REQUIREMENT => Show each line from the listing that includes the word "bottom".

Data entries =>
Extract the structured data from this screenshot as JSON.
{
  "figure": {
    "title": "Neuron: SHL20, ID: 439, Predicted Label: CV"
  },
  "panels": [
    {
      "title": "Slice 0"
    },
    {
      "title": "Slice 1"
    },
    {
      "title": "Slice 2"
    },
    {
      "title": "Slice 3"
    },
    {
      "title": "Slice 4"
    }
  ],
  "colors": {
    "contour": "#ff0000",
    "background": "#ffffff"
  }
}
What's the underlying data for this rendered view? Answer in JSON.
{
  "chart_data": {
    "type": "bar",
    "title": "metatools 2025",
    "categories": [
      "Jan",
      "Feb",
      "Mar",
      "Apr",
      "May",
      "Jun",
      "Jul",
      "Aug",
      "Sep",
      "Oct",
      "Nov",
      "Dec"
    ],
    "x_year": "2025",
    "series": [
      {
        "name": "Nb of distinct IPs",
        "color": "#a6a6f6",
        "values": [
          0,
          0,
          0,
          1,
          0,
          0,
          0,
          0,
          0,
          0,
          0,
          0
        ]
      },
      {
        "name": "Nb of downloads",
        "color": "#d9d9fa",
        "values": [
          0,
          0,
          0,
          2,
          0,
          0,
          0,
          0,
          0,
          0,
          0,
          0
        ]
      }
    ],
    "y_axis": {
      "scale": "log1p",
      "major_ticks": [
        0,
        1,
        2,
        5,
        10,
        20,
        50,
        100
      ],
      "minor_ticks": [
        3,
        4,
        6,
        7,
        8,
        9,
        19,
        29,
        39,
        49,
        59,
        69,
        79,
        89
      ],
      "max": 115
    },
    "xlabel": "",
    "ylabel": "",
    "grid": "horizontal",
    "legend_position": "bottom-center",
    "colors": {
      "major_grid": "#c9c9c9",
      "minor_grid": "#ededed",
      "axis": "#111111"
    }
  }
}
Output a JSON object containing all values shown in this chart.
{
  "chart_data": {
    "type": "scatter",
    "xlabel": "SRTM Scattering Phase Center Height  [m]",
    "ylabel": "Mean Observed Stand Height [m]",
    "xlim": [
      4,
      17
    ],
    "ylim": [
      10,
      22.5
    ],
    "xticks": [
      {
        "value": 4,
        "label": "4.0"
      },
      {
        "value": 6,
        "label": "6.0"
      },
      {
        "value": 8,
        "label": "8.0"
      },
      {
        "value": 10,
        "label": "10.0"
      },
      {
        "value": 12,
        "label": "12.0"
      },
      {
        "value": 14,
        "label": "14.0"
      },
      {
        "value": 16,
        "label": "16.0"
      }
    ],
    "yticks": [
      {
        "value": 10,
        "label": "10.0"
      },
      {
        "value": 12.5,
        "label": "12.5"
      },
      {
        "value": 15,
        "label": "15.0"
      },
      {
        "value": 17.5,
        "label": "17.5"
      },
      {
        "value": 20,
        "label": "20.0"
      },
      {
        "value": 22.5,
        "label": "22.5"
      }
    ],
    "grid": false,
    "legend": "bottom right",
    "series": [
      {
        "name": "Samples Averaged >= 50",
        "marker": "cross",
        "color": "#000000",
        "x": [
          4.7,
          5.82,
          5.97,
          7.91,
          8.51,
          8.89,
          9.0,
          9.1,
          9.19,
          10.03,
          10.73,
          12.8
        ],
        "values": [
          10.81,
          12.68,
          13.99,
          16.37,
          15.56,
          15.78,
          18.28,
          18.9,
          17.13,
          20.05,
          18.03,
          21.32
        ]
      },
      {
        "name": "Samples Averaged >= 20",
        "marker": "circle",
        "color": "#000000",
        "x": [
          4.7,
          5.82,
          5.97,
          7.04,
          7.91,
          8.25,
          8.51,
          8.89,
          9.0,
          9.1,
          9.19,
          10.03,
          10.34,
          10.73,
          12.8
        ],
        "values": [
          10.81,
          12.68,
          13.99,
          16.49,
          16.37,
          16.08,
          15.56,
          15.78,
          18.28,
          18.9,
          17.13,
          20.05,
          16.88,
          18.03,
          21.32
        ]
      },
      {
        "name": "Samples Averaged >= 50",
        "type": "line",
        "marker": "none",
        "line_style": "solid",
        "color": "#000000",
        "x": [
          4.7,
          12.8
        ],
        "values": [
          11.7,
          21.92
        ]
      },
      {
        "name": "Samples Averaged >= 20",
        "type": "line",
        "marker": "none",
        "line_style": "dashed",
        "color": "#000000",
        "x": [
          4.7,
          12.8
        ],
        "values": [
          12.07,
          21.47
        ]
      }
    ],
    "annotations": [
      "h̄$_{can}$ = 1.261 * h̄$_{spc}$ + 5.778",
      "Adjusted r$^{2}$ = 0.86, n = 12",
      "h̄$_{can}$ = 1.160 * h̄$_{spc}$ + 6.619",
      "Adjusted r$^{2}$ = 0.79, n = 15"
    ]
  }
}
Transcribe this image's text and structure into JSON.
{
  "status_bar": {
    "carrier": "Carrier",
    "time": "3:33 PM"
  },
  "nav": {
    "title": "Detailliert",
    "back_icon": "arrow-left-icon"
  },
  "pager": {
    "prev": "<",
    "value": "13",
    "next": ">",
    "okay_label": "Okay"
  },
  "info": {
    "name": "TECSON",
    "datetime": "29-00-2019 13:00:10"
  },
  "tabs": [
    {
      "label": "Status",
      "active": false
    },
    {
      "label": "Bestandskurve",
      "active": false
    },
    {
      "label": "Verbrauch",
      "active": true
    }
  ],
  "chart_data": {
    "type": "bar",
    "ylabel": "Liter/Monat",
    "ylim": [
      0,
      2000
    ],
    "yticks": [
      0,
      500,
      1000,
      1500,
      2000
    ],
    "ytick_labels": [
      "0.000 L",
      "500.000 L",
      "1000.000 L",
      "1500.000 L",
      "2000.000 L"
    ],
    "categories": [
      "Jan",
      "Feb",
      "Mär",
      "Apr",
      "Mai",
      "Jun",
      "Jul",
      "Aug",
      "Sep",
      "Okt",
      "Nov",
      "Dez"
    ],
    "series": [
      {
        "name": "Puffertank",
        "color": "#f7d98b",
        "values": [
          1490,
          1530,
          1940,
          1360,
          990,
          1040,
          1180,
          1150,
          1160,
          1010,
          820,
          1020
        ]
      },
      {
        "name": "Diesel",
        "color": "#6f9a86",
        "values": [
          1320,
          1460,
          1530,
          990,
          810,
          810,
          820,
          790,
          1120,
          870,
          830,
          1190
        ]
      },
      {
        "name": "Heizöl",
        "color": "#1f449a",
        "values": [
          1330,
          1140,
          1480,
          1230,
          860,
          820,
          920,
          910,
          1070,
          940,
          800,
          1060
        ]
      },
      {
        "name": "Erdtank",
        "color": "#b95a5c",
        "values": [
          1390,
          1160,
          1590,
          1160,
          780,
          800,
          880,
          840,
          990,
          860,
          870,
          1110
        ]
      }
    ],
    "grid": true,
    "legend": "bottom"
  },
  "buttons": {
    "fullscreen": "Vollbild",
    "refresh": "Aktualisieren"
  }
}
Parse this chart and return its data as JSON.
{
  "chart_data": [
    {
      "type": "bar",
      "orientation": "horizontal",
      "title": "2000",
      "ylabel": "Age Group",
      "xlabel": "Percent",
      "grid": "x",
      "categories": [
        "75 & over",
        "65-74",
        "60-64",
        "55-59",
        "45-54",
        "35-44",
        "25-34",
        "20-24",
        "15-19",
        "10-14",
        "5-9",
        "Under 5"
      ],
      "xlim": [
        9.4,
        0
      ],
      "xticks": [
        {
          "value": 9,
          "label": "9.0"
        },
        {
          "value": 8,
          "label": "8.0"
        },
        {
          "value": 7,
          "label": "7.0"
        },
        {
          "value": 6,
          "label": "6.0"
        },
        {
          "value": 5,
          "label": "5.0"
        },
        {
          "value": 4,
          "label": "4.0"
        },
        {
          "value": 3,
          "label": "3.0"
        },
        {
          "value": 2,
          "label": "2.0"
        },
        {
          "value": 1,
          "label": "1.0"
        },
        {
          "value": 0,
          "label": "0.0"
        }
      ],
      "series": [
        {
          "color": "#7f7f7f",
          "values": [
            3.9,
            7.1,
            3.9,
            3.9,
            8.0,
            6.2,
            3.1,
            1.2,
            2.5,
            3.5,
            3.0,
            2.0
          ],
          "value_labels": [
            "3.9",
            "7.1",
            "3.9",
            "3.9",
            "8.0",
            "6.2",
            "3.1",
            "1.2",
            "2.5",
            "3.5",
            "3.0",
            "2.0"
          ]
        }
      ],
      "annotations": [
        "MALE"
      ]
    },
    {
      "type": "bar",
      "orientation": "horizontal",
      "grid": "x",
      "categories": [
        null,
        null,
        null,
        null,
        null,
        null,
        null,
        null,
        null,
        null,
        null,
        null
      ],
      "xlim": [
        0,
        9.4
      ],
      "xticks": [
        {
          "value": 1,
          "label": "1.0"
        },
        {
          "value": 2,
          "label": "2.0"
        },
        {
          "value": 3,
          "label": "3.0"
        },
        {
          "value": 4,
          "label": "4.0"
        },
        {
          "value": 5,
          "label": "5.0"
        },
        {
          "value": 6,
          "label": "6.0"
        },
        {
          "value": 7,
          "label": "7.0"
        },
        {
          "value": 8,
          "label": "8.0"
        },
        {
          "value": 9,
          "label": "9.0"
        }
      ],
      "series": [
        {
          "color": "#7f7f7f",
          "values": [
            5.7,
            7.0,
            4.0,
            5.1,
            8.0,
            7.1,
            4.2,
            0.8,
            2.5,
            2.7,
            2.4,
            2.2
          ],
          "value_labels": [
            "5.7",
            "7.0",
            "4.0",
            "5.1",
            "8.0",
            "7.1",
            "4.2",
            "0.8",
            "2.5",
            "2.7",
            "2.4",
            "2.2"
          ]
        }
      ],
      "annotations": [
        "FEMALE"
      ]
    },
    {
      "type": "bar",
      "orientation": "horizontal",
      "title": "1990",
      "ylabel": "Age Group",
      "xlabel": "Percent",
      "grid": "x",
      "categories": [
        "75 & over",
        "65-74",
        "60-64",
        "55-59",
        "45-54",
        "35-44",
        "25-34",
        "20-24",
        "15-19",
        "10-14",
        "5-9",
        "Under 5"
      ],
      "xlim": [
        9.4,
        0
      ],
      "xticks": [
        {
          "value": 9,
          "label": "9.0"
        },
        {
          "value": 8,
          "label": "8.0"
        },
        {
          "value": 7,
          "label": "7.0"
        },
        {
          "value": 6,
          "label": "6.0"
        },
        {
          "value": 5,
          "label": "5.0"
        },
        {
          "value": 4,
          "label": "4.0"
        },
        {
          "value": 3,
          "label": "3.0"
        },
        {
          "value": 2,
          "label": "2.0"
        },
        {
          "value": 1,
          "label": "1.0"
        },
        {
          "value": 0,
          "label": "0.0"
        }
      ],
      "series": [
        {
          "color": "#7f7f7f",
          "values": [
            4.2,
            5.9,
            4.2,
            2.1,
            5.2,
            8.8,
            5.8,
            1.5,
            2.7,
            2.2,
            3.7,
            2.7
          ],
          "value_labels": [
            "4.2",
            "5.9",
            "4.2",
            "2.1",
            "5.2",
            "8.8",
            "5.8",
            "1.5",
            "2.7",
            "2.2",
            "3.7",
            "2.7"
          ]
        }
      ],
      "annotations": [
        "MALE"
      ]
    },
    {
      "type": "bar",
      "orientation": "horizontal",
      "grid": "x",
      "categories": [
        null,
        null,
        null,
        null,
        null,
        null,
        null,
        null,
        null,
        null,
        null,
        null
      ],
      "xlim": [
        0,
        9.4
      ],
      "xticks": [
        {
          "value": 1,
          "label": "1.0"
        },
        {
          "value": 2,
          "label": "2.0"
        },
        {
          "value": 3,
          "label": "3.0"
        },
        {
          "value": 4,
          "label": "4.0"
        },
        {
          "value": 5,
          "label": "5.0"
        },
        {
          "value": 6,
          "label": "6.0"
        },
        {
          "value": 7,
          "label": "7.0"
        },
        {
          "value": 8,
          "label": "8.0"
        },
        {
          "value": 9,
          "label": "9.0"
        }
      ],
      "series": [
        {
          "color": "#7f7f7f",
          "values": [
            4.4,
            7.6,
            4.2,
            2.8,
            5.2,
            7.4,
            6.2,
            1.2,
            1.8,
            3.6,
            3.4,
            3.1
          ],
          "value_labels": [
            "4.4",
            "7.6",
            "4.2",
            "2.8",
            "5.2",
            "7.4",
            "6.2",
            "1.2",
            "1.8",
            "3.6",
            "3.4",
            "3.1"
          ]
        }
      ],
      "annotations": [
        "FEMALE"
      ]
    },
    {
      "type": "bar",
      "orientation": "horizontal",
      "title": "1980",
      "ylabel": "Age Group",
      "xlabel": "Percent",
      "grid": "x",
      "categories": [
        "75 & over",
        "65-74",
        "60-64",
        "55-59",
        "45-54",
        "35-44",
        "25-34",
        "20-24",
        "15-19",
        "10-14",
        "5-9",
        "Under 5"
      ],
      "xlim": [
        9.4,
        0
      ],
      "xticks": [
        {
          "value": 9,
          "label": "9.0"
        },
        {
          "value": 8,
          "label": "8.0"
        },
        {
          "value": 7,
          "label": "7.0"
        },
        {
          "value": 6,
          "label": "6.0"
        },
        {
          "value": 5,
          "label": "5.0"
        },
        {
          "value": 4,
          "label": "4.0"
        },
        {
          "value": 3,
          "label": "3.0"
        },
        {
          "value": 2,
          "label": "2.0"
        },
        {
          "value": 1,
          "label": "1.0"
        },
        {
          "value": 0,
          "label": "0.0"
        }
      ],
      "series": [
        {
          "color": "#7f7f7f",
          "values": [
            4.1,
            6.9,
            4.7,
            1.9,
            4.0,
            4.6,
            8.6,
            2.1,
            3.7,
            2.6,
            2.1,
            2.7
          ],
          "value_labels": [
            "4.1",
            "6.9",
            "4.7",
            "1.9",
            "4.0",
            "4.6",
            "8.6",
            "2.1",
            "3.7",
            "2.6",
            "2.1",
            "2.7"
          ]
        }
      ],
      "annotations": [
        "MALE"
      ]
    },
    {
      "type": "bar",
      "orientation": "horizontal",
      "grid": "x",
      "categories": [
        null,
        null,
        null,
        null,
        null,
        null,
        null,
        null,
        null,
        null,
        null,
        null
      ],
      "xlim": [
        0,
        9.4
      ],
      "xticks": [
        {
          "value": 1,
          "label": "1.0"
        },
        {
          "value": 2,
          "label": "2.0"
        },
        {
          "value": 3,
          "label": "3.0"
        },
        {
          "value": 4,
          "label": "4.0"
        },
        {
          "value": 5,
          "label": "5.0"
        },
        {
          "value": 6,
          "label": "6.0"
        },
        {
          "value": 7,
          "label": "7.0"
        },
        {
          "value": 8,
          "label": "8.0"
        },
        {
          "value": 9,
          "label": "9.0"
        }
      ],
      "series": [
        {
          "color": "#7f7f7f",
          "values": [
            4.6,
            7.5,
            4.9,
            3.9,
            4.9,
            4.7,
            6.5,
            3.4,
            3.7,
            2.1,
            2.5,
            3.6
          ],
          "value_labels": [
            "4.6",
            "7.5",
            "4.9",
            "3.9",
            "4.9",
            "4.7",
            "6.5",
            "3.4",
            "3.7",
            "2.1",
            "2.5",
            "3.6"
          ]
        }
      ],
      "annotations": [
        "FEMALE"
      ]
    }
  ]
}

THE ANSWER =>
    "legend_position": "bottom-center",
    "legend": "bottom right",
    "legend": "bottom"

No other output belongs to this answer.